* begin Excerpted records *
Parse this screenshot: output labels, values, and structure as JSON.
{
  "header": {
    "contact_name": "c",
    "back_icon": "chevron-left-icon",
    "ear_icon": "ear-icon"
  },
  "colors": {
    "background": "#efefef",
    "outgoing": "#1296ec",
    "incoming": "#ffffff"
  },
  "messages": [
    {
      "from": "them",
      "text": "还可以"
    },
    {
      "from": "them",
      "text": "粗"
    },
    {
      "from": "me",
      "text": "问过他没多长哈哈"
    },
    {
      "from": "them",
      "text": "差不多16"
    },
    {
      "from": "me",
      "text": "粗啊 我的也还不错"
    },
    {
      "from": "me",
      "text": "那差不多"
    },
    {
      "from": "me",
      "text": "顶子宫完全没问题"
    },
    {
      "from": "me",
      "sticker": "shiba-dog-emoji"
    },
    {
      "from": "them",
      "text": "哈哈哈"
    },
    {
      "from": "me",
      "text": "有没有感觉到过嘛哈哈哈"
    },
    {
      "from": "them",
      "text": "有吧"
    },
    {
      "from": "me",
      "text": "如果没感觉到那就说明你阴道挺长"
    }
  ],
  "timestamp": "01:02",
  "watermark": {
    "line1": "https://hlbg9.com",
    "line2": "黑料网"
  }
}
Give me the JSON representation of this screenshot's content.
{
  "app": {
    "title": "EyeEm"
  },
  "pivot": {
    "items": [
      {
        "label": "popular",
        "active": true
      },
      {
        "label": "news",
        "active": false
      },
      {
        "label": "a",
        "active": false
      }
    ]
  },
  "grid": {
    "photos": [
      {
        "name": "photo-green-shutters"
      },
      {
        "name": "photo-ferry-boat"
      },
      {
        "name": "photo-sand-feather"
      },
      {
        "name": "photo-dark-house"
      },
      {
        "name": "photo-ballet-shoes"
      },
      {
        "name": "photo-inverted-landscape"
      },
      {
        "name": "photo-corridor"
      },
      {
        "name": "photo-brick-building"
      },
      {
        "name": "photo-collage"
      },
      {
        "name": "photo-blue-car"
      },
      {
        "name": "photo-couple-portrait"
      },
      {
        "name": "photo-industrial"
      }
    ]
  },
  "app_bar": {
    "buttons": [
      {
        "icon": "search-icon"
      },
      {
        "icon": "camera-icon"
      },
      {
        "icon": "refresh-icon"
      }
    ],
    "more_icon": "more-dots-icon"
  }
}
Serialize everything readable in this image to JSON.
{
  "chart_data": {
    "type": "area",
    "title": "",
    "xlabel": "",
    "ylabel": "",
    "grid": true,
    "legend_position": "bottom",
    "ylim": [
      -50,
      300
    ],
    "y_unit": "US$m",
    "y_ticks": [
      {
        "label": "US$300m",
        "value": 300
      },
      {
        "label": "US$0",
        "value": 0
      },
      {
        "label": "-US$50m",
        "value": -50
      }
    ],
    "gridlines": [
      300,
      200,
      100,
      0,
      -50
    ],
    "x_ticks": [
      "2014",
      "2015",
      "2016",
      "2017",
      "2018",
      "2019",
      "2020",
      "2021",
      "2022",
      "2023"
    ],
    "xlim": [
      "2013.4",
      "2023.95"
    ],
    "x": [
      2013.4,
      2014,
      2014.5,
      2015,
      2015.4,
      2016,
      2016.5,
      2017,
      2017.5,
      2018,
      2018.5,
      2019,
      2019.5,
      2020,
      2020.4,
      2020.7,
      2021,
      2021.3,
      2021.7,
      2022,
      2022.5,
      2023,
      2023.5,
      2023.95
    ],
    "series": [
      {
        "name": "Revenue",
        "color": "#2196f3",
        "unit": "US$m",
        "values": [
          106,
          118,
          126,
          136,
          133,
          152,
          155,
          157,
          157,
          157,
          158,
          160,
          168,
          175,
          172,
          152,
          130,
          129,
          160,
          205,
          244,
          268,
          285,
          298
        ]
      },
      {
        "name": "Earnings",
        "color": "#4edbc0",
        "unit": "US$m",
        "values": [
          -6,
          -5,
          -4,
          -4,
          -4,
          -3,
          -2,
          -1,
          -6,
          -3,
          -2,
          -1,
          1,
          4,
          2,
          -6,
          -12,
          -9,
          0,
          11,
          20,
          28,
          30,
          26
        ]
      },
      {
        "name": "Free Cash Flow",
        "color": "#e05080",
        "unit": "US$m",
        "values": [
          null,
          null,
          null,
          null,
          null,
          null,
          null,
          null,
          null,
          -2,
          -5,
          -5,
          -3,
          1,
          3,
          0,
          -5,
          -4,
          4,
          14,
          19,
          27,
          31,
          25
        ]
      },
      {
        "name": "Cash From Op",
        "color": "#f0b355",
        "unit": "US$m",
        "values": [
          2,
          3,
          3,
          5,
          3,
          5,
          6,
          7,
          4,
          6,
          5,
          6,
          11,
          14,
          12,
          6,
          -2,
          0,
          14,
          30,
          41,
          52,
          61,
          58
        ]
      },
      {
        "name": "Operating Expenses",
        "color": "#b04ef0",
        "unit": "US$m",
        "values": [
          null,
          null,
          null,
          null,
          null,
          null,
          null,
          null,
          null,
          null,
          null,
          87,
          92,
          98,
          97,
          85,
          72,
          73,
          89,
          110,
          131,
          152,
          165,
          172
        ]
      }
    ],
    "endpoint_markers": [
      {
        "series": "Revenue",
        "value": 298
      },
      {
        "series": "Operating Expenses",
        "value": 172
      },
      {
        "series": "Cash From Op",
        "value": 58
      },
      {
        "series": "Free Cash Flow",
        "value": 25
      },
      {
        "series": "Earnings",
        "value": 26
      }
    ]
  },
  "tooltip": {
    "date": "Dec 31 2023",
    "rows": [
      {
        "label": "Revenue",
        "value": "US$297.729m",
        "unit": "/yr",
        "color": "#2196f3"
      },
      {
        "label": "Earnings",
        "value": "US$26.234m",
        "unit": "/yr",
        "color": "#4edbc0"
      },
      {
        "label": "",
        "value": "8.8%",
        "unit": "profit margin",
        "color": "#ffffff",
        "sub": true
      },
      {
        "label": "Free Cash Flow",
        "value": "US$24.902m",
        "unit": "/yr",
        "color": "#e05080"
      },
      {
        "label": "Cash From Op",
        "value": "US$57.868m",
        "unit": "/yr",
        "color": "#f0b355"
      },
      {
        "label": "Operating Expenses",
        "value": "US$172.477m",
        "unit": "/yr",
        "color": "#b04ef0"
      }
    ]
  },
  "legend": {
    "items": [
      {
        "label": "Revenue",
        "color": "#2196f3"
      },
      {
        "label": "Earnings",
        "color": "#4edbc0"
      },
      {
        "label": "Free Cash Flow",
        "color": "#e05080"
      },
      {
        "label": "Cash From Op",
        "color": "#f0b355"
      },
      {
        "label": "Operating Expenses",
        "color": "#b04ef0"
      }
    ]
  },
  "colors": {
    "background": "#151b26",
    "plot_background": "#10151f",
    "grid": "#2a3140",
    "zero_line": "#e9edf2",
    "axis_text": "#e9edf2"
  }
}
* end Excerpted records *
Copy every line of the listing where the word "icon" appears.

    "back_icon": "chevron-left-icon",
    "ear_icon": "ear-icon"
        "icon": "search-icon"
        "icon": "camera-icon"
        "icon": "refresh-icon"
    "more_icon": "more-dots-icon"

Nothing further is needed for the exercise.